Reproduce the dataset excerpt below verbatim, from the start of the items down to and including the line containing "category-name: Moss and". Stop there.

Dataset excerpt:
-----
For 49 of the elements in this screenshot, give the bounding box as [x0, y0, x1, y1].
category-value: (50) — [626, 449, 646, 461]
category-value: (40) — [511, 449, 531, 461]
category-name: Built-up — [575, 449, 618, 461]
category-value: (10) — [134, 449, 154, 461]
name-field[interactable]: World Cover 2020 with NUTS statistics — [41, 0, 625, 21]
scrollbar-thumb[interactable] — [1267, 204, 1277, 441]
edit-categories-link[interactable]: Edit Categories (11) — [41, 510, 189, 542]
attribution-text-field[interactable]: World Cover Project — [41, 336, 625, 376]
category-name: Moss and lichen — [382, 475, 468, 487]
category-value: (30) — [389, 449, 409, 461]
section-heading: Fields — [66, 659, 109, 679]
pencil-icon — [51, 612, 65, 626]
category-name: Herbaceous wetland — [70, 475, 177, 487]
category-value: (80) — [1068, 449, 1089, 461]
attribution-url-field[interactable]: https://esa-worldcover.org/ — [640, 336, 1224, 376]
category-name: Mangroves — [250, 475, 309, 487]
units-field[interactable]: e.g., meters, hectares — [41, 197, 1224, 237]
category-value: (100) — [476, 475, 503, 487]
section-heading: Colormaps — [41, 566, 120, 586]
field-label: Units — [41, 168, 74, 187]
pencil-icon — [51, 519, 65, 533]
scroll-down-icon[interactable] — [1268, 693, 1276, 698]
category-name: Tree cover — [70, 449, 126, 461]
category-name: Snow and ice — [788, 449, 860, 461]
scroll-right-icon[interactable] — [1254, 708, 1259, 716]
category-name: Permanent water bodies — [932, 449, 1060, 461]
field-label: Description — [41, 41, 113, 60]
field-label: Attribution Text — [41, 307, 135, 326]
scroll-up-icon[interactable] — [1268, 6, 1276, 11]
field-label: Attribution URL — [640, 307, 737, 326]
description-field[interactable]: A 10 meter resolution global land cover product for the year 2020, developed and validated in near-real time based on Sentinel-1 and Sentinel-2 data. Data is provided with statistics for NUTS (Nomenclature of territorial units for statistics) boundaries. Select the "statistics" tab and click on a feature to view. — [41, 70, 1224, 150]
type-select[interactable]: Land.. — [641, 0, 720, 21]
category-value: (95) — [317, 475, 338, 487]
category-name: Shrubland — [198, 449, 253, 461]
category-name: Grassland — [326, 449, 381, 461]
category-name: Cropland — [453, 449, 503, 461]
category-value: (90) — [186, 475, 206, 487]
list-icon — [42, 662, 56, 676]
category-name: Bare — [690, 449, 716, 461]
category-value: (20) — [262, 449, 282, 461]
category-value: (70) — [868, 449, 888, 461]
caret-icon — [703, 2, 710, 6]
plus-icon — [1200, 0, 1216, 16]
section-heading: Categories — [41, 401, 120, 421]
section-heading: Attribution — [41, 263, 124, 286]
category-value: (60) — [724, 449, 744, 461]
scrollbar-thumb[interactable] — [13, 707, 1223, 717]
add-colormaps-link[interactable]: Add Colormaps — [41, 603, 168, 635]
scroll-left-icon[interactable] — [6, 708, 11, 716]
-----
REPLY:
For 49 of the elements in this screenshot, give the bounding box as [x0, y0, x1, y1].
category-value: (50) — [626, 449, 646, 461]
category-value: (40) — [511, 449, 531, 461]
category-name: Built-up — [575, 449, 618, 461]
category-value: (10) — [134, 449, 154, 461]
name-field[interactable]: World Cover 2020 with NUTS statistics — [41, 0, 625, 21]
scrollbar-thumb[interactable] — [1267, 204, 1277, 441]
edit-categories-link[interactable]: Edit Categories (11) — [41, 510, 189, 542]
attribution-text-field[interactable]: World Cover Project — [41, 336, 625, 376]
category-name: Moss and lichen — [382, 475, 468, 487]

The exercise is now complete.